[Start of Dataset rows]

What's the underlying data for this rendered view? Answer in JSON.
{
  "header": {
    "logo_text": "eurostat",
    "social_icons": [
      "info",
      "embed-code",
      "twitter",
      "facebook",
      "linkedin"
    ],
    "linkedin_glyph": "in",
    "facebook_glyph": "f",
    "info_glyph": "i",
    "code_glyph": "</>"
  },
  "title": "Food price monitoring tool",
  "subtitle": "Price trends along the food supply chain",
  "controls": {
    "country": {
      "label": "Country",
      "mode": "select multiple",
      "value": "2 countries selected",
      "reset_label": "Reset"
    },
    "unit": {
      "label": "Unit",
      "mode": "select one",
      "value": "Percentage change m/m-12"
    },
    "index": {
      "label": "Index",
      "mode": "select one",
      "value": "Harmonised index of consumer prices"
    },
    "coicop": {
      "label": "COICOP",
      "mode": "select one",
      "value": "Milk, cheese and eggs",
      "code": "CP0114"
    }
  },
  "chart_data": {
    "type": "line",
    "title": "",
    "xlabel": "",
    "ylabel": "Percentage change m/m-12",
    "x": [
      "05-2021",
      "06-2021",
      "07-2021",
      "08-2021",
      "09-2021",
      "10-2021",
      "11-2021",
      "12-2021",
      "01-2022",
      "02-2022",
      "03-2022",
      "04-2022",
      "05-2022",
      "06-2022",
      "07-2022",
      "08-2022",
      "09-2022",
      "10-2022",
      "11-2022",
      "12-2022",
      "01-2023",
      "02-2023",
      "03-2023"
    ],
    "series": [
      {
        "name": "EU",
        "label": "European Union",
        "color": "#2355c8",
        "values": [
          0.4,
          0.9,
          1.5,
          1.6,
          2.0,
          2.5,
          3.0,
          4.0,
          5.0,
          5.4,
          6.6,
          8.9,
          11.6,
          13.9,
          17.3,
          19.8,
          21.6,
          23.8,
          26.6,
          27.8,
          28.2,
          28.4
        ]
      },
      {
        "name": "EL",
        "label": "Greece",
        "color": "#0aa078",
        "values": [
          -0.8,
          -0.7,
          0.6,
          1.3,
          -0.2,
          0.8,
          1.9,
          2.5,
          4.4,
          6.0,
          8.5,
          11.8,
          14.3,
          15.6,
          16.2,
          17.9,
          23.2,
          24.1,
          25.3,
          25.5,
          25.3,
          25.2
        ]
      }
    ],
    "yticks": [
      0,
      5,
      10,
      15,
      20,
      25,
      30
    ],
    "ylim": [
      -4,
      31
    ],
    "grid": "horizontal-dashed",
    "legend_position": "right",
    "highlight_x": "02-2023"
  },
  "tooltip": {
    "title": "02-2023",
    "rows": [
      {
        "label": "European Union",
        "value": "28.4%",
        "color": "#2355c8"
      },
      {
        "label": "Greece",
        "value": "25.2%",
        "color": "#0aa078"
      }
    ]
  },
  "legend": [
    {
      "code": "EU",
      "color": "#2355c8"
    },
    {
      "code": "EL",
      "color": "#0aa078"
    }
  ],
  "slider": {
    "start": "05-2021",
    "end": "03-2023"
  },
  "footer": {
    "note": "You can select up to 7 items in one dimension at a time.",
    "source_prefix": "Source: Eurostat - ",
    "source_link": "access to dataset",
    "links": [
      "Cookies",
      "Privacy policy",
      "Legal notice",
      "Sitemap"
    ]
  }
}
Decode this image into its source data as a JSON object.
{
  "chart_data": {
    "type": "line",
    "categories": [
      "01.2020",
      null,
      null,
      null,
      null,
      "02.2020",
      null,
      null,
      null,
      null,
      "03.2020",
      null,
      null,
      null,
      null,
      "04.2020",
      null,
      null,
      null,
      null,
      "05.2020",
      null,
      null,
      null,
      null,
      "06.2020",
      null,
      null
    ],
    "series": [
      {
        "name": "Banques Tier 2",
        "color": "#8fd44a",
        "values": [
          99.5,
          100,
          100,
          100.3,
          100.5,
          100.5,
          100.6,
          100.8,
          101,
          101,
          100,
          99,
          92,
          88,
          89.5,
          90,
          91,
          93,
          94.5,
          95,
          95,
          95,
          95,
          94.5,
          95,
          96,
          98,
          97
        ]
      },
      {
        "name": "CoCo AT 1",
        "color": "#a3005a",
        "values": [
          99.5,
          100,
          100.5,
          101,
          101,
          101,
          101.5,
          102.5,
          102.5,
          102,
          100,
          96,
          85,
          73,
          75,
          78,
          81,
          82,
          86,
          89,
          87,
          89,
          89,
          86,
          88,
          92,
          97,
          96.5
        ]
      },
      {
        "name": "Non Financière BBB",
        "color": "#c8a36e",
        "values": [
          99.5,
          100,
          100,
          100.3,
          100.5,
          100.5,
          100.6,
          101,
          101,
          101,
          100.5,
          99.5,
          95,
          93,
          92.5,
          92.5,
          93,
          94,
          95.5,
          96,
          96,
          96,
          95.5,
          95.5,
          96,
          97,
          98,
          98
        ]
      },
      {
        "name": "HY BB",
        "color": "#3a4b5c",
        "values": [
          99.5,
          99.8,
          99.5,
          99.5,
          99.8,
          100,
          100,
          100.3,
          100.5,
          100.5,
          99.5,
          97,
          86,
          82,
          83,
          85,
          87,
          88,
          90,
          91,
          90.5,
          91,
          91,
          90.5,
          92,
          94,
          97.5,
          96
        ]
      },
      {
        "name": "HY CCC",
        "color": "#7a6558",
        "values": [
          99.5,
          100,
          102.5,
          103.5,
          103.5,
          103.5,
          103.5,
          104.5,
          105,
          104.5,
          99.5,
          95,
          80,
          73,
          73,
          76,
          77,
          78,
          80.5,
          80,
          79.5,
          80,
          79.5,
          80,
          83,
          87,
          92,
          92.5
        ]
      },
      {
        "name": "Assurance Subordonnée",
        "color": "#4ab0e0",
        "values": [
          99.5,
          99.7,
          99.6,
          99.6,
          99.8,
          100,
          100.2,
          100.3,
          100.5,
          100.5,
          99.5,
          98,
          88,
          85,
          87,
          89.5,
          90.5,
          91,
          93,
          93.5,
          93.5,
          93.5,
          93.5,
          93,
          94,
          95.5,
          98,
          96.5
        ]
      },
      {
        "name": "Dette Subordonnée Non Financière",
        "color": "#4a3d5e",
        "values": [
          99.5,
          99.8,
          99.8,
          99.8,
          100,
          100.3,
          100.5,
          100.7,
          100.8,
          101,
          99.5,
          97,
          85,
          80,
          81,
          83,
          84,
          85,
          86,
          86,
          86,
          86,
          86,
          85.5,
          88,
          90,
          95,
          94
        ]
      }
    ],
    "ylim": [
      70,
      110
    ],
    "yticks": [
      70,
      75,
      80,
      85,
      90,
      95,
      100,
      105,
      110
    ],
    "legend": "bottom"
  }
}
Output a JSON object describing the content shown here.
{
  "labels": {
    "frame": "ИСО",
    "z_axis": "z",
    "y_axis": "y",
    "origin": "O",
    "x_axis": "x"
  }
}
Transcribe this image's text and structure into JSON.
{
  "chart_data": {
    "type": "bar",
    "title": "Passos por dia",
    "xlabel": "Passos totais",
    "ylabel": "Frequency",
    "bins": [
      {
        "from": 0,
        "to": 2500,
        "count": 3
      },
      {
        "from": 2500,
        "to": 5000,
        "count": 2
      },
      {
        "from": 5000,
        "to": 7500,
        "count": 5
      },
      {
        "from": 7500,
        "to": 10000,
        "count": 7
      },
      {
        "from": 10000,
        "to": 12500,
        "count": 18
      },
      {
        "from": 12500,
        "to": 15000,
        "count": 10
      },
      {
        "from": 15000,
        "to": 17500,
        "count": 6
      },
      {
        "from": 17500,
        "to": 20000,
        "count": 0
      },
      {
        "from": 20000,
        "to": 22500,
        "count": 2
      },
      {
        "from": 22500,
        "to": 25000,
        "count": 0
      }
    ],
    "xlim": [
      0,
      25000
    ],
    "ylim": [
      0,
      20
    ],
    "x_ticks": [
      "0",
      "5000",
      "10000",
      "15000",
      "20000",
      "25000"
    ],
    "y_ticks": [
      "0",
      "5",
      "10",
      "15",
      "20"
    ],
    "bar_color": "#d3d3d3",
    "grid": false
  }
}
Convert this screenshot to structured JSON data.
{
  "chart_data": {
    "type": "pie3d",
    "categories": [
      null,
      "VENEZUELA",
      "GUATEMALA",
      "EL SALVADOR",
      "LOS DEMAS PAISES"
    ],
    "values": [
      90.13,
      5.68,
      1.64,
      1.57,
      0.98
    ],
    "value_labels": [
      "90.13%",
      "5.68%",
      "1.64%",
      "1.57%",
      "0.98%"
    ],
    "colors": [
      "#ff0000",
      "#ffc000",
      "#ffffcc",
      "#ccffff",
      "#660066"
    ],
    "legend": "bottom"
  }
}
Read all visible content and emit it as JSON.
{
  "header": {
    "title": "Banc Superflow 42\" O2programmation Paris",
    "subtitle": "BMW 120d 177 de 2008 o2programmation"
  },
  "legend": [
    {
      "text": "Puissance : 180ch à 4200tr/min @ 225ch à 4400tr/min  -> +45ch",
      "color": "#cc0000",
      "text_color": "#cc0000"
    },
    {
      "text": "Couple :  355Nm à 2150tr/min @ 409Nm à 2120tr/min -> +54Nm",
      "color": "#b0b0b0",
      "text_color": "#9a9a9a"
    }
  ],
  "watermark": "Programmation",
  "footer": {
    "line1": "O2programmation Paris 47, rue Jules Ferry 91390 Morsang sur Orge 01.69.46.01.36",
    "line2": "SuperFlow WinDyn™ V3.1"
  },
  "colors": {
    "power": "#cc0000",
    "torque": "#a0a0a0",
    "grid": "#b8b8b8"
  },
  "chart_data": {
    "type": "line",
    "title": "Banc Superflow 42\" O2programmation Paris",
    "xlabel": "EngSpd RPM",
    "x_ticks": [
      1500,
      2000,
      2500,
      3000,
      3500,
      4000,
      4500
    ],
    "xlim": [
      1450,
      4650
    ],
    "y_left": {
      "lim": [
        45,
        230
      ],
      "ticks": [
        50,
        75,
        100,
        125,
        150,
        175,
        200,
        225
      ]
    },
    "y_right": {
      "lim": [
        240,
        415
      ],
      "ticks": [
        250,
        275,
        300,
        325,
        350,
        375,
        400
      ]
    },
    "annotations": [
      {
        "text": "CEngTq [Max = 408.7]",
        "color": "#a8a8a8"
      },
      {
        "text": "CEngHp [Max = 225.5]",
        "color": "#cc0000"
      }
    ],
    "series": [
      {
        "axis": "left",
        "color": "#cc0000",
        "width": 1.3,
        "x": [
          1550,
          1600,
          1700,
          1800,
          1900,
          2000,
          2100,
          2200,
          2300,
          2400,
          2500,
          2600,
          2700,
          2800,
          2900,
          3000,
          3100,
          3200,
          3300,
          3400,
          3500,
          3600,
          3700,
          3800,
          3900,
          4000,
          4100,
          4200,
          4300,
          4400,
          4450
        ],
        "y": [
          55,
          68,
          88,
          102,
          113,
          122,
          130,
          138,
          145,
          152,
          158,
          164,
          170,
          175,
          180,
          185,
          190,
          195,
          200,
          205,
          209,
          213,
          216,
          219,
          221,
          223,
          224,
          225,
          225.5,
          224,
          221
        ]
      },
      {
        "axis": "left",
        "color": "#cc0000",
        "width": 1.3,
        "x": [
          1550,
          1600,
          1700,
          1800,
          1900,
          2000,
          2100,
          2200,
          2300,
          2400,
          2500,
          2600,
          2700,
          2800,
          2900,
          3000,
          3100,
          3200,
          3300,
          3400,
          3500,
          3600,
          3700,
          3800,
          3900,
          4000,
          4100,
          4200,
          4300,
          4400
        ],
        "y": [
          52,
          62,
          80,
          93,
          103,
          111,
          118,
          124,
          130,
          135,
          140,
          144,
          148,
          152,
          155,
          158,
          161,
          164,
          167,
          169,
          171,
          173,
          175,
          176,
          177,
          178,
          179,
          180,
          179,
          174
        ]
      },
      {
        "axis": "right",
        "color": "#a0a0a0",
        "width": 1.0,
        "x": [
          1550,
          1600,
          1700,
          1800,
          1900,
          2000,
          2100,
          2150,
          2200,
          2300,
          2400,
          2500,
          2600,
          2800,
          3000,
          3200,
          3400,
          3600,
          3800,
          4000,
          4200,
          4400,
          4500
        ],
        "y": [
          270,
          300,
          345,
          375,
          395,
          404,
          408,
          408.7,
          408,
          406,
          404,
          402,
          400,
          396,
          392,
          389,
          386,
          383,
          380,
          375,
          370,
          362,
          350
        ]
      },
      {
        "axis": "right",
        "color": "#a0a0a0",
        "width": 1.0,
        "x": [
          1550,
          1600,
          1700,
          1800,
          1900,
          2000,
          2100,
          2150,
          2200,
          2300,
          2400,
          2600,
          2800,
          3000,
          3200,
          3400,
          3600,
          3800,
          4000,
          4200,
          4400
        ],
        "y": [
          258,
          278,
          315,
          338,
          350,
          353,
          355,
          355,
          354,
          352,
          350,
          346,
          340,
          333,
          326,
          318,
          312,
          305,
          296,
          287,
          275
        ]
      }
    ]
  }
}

[End of Dataset rows]

▶ **Required work**
Pick out each line in the material containing "ylabel".

▶ **The completed task**
    "ylabel": "Percentage change m/m-12",
    "ylabel": "Frequency",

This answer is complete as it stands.